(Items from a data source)
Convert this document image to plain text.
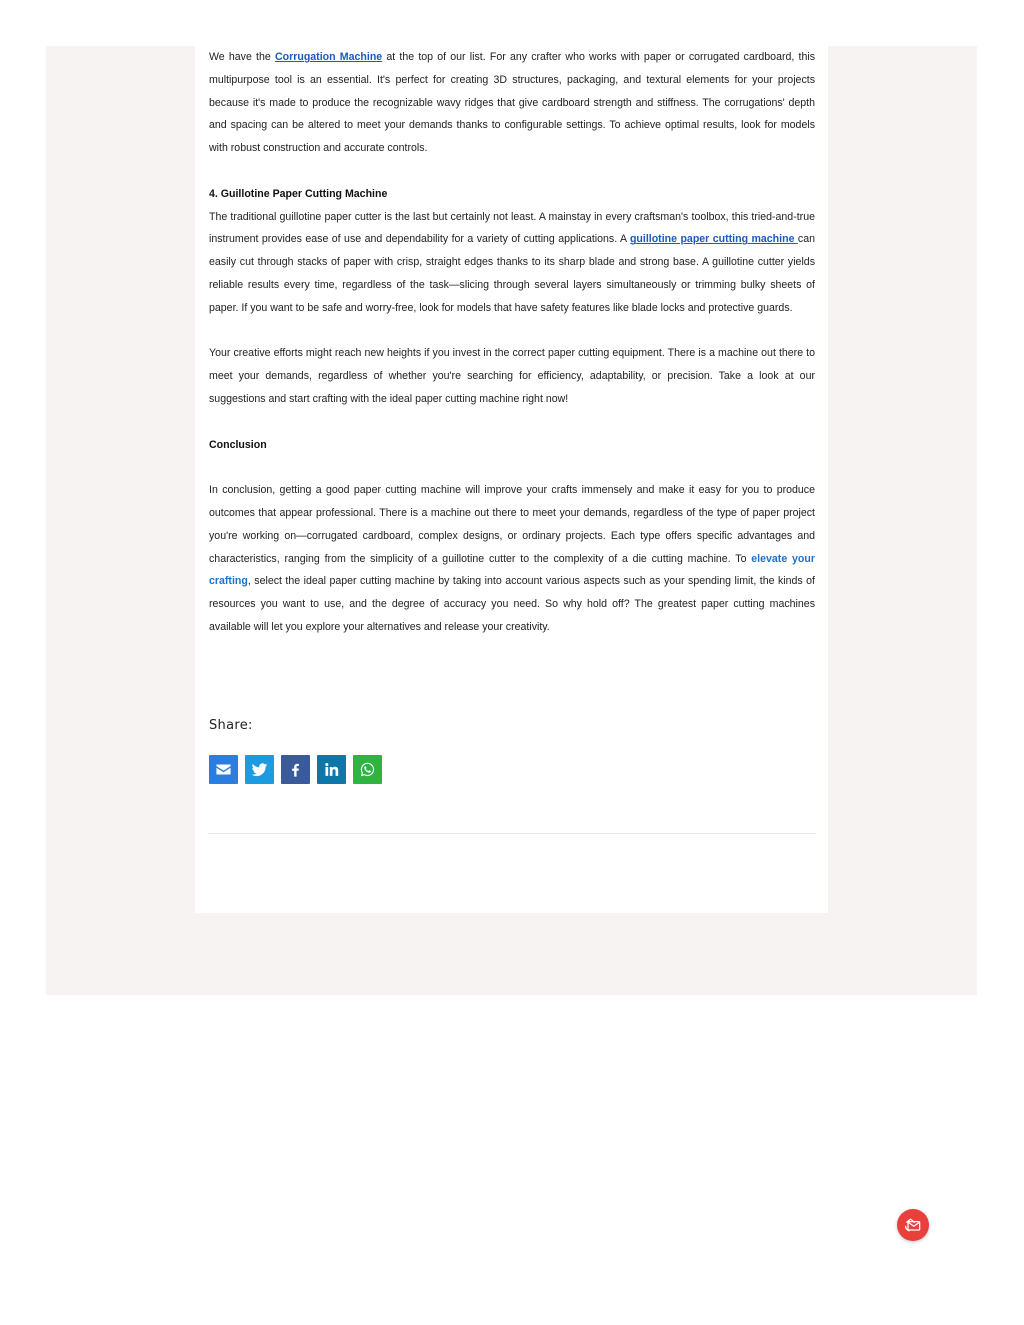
We have the Corrugation Machine at the top of our list. For any crafter who works with paper or corrugated cardboard, this multipurpose tool is an essential. It's perfect for creating 3D structures, packaging, and textural elements for your projects because it's made to produce the recognizable wavy ridges that give cardboard strength and stiffness. The corrugations' depth and spacing can be altered to meet your demands thanks to configurable settings. To achieve optimal results, look for models with robust construction and accurate controls.

4. Guillotine Paper Cutting Machine

The traditional guillotine paper cutter is the last but certainly not least. A mainstay in every craftsman's toolbox, this tried-and-true instrument provides ease of use and dependability for a variety of cutting applications. A guillotine paper cutting machine can easily cut through stacks of paper with crisp, straight edges thanks to its sharp blade and strong base. A guillotine cutter yields reliable results every time, regardless of the task—slicing through several layers simultaneously or trimming bulky sheets of paper. If you want to be safe and worry-free, look for models that have safety features like blade locks and protective guards.

Your creative efforts might reach new heights if you invest in the correct paper cutting equipment. There is a machine out there to meet your demands, regardless of whether you're searching for efficiency, adaptability, or precision. Take a look at our suggestions and start crafting with the ideal paper cutting machine right now!

Conclusion

In conclusion, getting a good paper cutting machine will improve your crafts immensely and make it easy for you to produce outcomes that appear professional. There is a machine out there to meet your demands, regardless of the type of paper project you're working on—corrugated cardboard, complex designs, or ordinary projects. Each type offers specific advantages and characteristics, ranging from the simplicity of a guillotine cutter to the complexity of a die cutting machine. To elevate your crafting, select the ideal paper cutting machine by taking into account various aspects such as your spending limit, the kinds of resources you want to use, and the degree of accuracy you need. So why hold off? The greatest paper cutting machines available will let you explore your alternatives and release your creativity.

Share:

▸ What is asked:
Retype the listing exactly. Pictures do not belong in the copy.

▸ Result of this task:
Convert this document image to plain text.
We have the Corrugation Machine at the top of our list. For any crafter who works with paper or corrugated cardboard, this multipurpose tool is an essential. It's perfect for creating 3D structures, packaging, and textural elements for your projects because it's made to produce the recognizable wavy ridges that give cardboard strength and stiffness. The corrugations' depth and spacing can be altered to meet your demands thanks to configurable settings. To achieve optimal results, look for models with robust construction and accurate controls.

4. Guillotine Paper Cutting Machine

The traditional guillotine paper cutter is the last but certainly not least. A mainstay in every craftsman's toolbox, this tried-and-true instrument provides ease of use and dependability for a variety of cutting applications. A guillotine paper cutting machine can easily cut through stacks of paper with crisp, straight edges thanks to its sharp blade and strong base. A guillotine cutter yields reliable results every time, regardless of the task—slicing through several layers simultaneously or trimming bulky sheets of paper. If you want to be safe and worry-free, look for models that have safety features like blade locks and protective guards.

Your creative efforts might reach new heights if you invest in the correct paper cutting equipment. There is a machine out there to meet your demands, regardless of whether you're searching for efficiency, adaptability, or precision. Take a look at our suggestions and start crafting with the ideal paper cutting machine right now!

Conclusion

In conclusion, getting a good paper cutting machine will improve your crafts immensely and make it easy for you to produce outcomes that appear professional. There is a machine out there to meet your demands, regardless of the type of paper project you're working on—corrugated cardboard, complex designs, or ordinary projects. Each type offers specific advantages and characteristics, ranging from the simplicity of a guillotine cutter to the complexity of a die cutting machine. To elevate your crafting, select the ideal paper cutting machine by taking into account various aspects such as your spending limit, the kinds of resources you want to use, and the degree of accuracy you need. So why hold off? The greatest paper cutting machines available will let you explore your alternatives and release your creativity.

Share:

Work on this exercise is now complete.